_EXTRACT TO READ:_
━━━
The VVM312 sensor has a 5-pin interface for easy integration into circuits. The pinout is as follows:

Pin Number	Name	Description
1	VCC	Power supply input (5V DC)
2	GND	Ground
3	V_OUT	Voltage measurement output (analog signal)
4	I_OUT	Current measurement output (analog signal)
5	NC	Not connected (leave unconnected)

Usage Instructions

How to Use the Component in a Circuit

Power Supply: Connect the VCC pin to a regulated 5V DC power source and the GND pin to the ground of your circuit.
Voltage Measurement: Connect the voltage source to be measured across the sensor's input terminals. The sensor outputs an analog voltage proportional to the measured voltage on the V_OUT pin.
Current Measurement: Pass the current-carrying conductor through the sensor's current-sensing loop. The sensor outputs an analog voltage proportional to the measured current on the I_OUT pin.
Signal Reading: Use an ADC (Analog-to-Digital Converter) or a microcontroller (e.g., Arduino UNO) to read the analog signals from V_OUT and I_OUT.

Important Considerations

Ensure the input voltage and current do not exceed the sensor's maximum ratings (400V and 100A).
Use proper isolation techniques when working with high voltages to ensure safety.
Place the sensor in a well-ventilated area to avoid overheating during prolonged use.
For accurate readings, calibrate the sensor as per the manufacturer's guidelines.

Example: Connecting to an Arduino UNO

Below is an example of how to interface the VVM312 sensor with an Arduino UNO to measure voltage and current:

// Define the analog input pins for voltage and current
const int voltagePin = A0; // Pin connected to V_OUT
const int currentPin = A1; // Pin connected to I_OUT

void setup() {
  Serial.begin(9600); // Initialize serial communication
}

void loop() {
  // Read the analog values from the sensor
  int voltageRaw = analogRead(voltagePin);
  int currentRaw = analogRead(currentPin);

  // Convert the raw ADC values to actual voltage and current
  // Assuming a 10-bit ADC (0-1023) and 5V reference voltage
  float measuredVoltage = (voltageRaw / 1023.0) * 400.0; // Scale to 400V range
  float measuredCurrent = (currentRaw / 1023.0) * 100.0; // Scale to 100A range

  // Print the measured values to the Serial Monitor
  Serial.print("Voltage: ");
  Serial.print(measuredVoltage);
  Serial.println(" V");

  Serial.print("Current: ");
  Serial.print(measuredCurrent);
  Serial.println(" A");

  delay(1000); // Wait for 1 second before the next reading
}

Notes:

Ensure the Arduino's ADC reference voltage is set to 5V for accurate readings.
━━━
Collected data
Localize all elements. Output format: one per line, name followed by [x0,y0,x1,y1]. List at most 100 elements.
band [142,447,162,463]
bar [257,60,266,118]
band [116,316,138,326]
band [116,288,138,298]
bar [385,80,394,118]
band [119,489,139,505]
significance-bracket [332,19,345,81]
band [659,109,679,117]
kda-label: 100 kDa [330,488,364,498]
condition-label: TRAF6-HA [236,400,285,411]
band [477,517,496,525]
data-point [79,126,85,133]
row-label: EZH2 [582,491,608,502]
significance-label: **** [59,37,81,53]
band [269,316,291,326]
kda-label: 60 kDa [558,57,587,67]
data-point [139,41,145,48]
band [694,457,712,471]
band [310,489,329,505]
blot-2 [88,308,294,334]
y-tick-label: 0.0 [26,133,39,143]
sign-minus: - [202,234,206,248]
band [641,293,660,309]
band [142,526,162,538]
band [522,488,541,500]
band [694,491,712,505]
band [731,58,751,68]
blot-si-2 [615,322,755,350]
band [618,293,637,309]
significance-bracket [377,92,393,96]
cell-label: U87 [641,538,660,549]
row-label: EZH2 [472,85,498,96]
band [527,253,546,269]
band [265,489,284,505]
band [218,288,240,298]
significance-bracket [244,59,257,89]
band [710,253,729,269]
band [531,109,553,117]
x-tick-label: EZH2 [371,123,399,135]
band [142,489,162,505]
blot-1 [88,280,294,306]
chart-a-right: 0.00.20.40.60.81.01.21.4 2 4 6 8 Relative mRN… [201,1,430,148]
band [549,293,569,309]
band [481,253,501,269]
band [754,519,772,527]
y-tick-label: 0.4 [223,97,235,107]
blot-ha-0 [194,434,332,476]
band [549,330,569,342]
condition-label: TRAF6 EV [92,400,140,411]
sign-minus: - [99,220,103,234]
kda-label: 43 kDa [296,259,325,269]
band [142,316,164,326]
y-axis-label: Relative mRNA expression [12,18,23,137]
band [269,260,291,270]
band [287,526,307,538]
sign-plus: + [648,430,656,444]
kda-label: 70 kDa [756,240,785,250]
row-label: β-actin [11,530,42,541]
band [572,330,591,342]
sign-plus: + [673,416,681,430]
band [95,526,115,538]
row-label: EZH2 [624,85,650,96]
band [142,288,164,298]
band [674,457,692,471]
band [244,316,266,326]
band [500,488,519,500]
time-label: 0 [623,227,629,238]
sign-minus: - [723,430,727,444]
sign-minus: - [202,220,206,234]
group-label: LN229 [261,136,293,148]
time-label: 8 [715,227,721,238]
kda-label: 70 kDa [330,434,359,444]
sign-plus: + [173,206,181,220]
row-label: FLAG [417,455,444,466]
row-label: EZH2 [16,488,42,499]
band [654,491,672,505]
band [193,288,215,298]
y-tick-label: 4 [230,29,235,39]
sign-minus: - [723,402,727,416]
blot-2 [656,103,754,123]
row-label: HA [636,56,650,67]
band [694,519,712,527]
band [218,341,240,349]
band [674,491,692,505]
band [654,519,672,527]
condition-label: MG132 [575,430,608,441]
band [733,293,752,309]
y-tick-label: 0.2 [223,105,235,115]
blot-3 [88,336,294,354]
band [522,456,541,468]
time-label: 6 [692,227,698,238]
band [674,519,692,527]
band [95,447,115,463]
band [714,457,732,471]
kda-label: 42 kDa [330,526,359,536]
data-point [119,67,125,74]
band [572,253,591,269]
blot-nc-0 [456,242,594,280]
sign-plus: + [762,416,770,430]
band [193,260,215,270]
━━━
_TASK DESCRIPTION:_ In the text about the VVM312 sensor, turn the paragraph that begins "Voltage Measurement: Connect the voltage source" into a short list of steps, keeping its main facts. Work from the sensor text alone and set the rows aside.

_ANSWER BELOW:_
- Connect the voltage source to be measured across the sensor's input terminals.
- Read the analog voltage on the V_OUT pin, which is proportional to the measured voltage.